Stored records:
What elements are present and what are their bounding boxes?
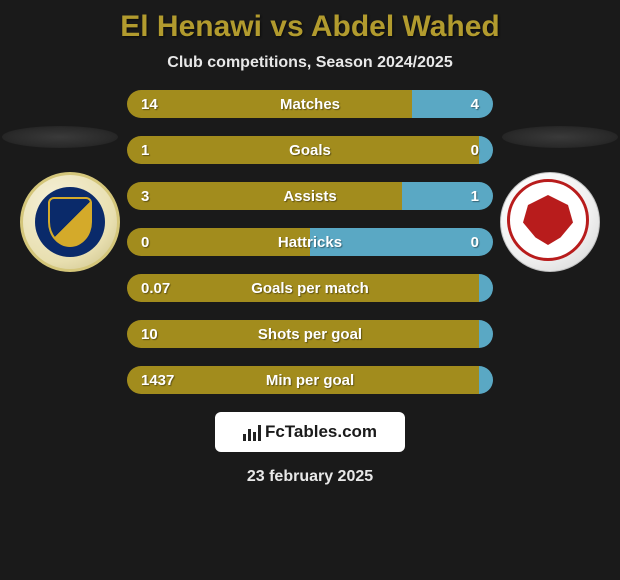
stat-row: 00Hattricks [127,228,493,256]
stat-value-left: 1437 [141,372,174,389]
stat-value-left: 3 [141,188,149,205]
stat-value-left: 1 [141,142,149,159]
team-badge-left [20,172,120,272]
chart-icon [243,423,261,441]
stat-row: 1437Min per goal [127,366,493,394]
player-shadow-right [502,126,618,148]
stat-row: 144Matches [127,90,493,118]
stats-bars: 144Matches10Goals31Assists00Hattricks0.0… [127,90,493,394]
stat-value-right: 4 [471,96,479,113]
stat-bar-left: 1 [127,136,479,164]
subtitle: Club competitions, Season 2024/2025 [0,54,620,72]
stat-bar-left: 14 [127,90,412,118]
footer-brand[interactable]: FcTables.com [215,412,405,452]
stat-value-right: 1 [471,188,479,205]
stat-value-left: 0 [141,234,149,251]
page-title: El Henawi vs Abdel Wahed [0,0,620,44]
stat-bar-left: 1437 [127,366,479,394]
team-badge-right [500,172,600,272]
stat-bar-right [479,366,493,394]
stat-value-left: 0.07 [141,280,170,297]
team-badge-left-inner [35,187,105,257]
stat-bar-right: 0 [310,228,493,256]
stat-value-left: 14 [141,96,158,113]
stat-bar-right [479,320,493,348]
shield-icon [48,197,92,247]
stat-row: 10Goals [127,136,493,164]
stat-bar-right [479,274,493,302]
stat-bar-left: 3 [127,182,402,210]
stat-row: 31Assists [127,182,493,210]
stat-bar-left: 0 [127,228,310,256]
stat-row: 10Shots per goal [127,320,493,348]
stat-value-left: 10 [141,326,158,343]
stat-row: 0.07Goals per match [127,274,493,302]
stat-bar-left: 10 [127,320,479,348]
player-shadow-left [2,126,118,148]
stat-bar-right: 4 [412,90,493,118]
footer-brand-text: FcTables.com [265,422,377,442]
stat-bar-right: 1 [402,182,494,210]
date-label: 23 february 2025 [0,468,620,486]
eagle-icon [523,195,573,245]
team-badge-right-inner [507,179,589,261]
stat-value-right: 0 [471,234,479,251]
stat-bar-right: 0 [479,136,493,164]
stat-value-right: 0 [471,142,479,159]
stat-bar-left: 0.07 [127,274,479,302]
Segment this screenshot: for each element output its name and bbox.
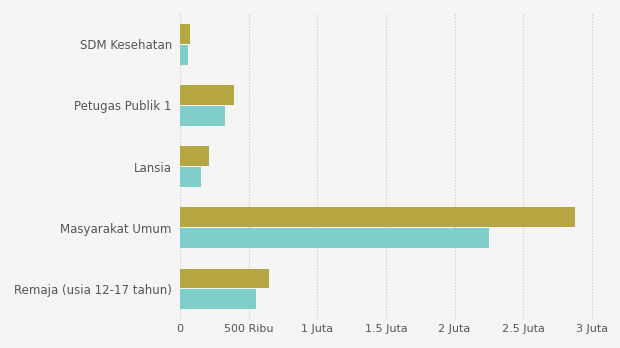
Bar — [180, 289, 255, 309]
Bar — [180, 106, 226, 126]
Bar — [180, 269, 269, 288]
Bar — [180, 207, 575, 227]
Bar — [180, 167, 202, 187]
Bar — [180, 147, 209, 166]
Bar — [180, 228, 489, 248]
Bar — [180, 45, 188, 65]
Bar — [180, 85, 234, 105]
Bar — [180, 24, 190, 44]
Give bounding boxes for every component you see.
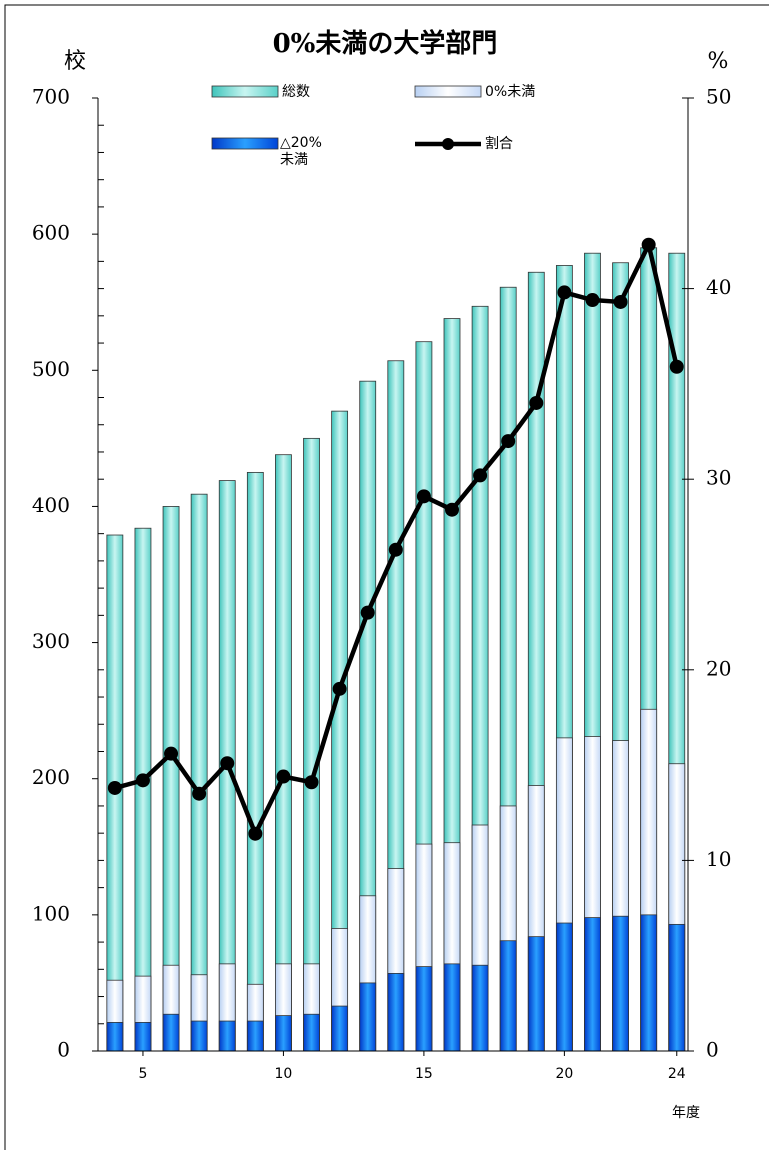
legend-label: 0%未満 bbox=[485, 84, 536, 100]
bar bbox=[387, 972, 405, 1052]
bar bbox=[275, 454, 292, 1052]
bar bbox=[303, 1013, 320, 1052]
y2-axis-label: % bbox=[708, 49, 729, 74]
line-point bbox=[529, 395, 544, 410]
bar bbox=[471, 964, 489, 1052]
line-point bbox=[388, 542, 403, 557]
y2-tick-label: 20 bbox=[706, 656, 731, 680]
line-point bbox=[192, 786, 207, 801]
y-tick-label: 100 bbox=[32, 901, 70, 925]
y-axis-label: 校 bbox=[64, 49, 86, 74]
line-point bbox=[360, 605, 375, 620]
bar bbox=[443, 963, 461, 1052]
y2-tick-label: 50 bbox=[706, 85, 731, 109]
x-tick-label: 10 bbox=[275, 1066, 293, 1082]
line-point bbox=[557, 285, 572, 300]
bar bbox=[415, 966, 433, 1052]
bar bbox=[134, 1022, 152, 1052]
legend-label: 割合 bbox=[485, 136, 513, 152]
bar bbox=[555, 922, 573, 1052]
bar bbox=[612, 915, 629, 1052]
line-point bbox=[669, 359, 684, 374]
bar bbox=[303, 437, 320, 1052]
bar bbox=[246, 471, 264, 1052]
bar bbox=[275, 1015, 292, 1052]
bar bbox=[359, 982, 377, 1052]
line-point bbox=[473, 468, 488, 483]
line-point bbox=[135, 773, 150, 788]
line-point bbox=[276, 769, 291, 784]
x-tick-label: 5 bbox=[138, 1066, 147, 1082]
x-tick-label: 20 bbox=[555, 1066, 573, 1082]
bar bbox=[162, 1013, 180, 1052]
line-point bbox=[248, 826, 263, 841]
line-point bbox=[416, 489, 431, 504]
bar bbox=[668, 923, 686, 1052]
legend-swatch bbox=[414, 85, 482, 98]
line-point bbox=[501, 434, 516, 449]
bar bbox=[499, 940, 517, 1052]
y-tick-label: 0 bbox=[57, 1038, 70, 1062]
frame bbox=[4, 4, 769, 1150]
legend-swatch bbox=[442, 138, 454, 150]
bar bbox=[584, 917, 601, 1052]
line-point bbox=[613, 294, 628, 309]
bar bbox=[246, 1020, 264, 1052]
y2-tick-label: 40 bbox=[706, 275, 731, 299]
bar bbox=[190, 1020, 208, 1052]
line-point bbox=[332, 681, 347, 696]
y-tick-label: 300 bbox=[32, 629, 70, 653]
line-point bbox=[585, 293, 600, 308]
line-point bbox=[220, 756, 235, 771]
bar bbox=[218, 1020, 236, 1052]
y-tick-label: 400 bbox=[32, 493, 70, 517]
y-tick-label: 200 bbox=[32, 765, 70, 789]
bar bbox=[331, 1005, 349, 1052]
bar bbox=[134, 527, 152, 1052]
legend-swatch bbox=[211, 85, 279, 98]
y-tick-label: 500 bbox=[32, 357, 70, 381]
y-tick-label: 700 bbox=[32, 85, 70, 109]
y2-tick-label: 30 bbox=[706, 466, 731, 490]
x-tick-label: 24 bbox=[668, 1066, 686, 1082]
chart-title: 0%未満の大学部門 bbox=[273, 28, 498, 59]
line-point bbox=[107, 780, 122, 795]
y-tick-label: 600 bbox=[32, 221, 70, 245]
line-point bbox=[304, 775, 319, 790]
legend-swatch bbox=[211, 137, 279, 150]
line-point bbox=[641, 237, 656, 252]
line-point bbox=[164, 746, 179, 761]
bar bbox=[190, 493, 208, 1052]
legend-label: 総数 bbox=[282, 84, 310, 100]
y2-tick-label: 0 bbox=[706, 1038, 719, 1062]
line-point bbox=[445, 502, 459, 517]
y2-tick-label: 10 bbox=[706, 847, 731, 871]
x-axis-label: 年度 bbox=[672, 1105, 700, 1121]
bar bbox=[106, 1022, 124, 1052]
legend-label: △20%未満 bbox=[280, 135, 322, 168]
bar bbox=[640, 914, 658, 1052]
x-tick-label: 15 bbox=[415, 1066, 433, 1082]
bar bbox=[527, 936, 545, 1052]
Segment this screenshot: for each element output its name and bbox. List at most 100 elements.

● **Task to carry out**: Please copy all of the material above word for word, omitting the pictures.

● **Reply**:
What elements are present and what are their bounding boxes?
stat-row: 00Hattricks [127,228,493,256]
stat-value-left: 1437 [141,372,174,389]
stat-value-left: 3 [141,188,149,205]
stat-value-left: 1 [141,142,149,159]
team-badge-left [20,172,120,272]
chart-icon [243,423,261,441]
stat-row: 1437Min per goal [127,366,493,394]
player-shadow-right [502,126,618,148]
stat-row: 144Matches [127,90,493,118]
stats-bars: 144Matches10Goals31Assists00Hattricks0.0… [127,90,493,394]
stat-value-right: 4 [471,96,479,113]
stat-bar-left: 1 [127,136,479,164]
subtitle: Club competitions, Season 2024/2025 [0,54,620,72]
stat-bar-left: 14 [127,90,412,118]
footer-brand[interactable]: FcTables.com [215,412,405,452]
stat-value-right: 1 [471,188,479,205]
stat-value-left: 0 [141,234,149,251]
page-title: El Henawi vs Abdel Wahed [0,0,620,44]
stat-bar-left: 1437 [127,366,479,394]
team-badge-right [500,172,600,272]
stat-bar-right [479,366,493,394]
stat-value-left: 0.07 [141,280,170,297]
team-badge-left-inner [35,187,105,257]
stat-bar-right: 0 [310,228,493,256]
stat-value-left: 14 [141,96,158,113]
stat-bar-right [479,320,493,348]
shield-icon [48,197,92,247]
stat-row: 10Goals [127,136,493,164]
stat-bar-right [479,274,493,302]
stat-bar-left: 3 [127,182,402,210]
stat-row: 31Assists [127,182,493,210]
stat-bar-left: 0 [127,228,310,256]
stat-row: 10Shots per goal [127,320,493,348]
stat-value-left: 10 [141,326,158,343]
stat-row: 0.07Goals per match [127,274,493,302]
stat-bar-left: 10 [127,320,479,348]
player-shadow-left [2,126,118,148]
stat-bar-right: 4 [412,90,493,118]
footer-brand-text: FcTables.com [265,422,377,442]
stat-bar-right: 1 [402,182,494,210]
date-label: 23 february 2025 [0,468,620,486]
eagle-icon [523,195,573,245]
team-badge-right-inner [507,179,589,261]
stat-value-right: 0 [471,234,479,251]
stat-bar-right: 0 [479,136,493,164]
stat-value-right: 0 [471,142,479,159]
stat-bar-left: 0.07 [127,274,479,302]
Segment this screenshot: for each element output its name and bbox.
Bar — [180, 289, 255, 309]
Bar — [180, 106, 226, 126]
Bar — [180, 269, 269, 288]
Bar — [180, 207, 575, 227]
Bar — [180, 167, 202, 187]
Bar — [180, 147, 209, 166]
Bar — [180, 228, 489, 248]
Bar — [180, 45, 188, 65]
Bar — [180, 85, 234, 105]
Bar — [180, 24, 190, 44]
Give bounding boxes for every component you see.
legend-label: 0%未満 bbox=[485, 84, 536, 100]
bar bbox=[387, 972, 405, 1052]
bar bbox=[275, 454, 292, 1052]
bar bbox=[303, 1013, 320, 1052]
y2-axis-label: % bbox=[708, 49, 729, 74]
line-point bbox=[529, 395, 544, 410]
bar bbox=[471, 964, 489, 1052]
line-point bbox=[388, 542, 403, 557]
y2-tick-label: 20 bbox=[706, 656, 731, 680]
line-point bbox=[192, 786, 207, 801]
y-tick-label: 100 bbox=[32, 901, 70, 925]
y-axis-label: 校 bbox=[64, 49, 86, 74]
line-point bbox=[360, 605, 375, 620]
bar bbox=[443, 963, 461, 1052]
y2-tick-label: 50 bbox=[706, 85, 731, 109]
x-tick-label: 10 bbox=[275, 1066, 293, 1082]
line-point bbox=[557, 285, 572, 300]
bar bbox=[415, 966, 433, 1052]
bar bbox=[134, 1022, 152, 1052]
legend-label: 割合 bbox=[485, 136, 513, 152]
bar bbox=[555, 922, 573, 1052]
bar bbox=[612, 915, 629, 1052]
line-point bbox=[669, 359, 684, 374]
bar bbox=[303, 437, 320, 1052]
bar bbox=[246, 471, 264, 1052]
bar bbox=[275, 1015, 292, 1052]
bar bbox=[359, 982, 377, 1052]
line-point bbox=[473, 468, 488, 483]
line-point bbox=[135, 773, 150, 788]
line-point bbox=[276, 769, 291, 784]
x-tick-label: 5 bbox=[138, 1066, 147, 1082]
x-tick-label: 20 bbox=[555, 1066, 573, 1082]
bar bbox=[162, 1013, 180, 1052]
line-point bbox=[248, 826, 263, 841]
line-point bbox=[416, 489, 431, 504]
bar bbox=[668, 923, 686, 1052]
legend-swatch bbox=[414, 85, 482, 98]
line-point bbox=[501, 434, 516, 449]
bar bbox=[499, 940, 517, 1052]
y-tick-label: 0 bbox=[57, 1038, 70, 1062]
frame bbox=[4, 4, 769, 1150]
legend-swatch bbox=[442, 138, 454, 150]
bar bbox=[584, 917, 601, 1052]
line-point bbox=[613, 294, 628, 309]
bar bbox=[246, 1020, 264, 1052]
y2-tick-label: 40 bbox=[706, 275, 731, 299]
bar bbox=[190, 1020, 208, 1052]
line-point bbox=[332, 681, 347, 696]
y-tick-label: 300 bbox=[32, 629, 70, 653]
line-point bbox=[585, 293, 600, 308]
line-point bbox=[220, 756, 235, 771]
bar bbox=[218, 1020, 236, 1052]
y-tick-label: 400 bbox=[32, 493, 70, 517]
y-tick-label: 200 bbox=[32, 765, 70, 789]
bar bbox=[331, 1005, 349, 1052]
bar bbox=[134, 527, 152, 1052]
legend-swatch bbox=[211, 85, 279, 98]
y-tick-label: 500 bbox=[32, 357, 70, 381]
y-tick-label: 700 bbox=[32, 85, 70, 109]
y2-tick-label: 30 bbox=[706, 466, 731, 490]
x-tick-label: 24 bbox=[668, 1066, 686, 1082]
chart-title: 0%未満の大学部門 bbox=[273, 28, 498, 59]
line-point bbox=[107, 780, 122, 795]
y-tick-label: 600 bbox=[32, 221, 70, 245]
line-point bbox=[304, 775, 319, 790]
legend-swatch bbox=[211, 137, 279, 150]
line-point bbox=[641, 237, 656, 252]
line-point bbox=[164, 746, 179, 761]
bar bbox=[190, 493, 208, 1052]
legend-label: 総数 bbox=[282, 84, 310, 100]
y2-tick-label: 0 bbox=[706, 1038, 719, 1062]
line-point bbox=[445, 502, 459, 517]
y2-tick-label: 10 bbox=[706, 847, 731, 871]
x-axis-label: 年度 bbox=[672, 1105, 700, 1121]
bar bbox=[106, 1022, 124, 1052]
legend-label: △20%未満 bbox=[280, 135, 322, 168]
bar bbox=[640, 914, 658, 1052]
x-tick-label: 15 bbox=[415, 1066, 433, 1082]
bar bbox=[527, 936, 545, 1052]
Segment this screenshot: for each element output its name and bbox. List at most 100 elements.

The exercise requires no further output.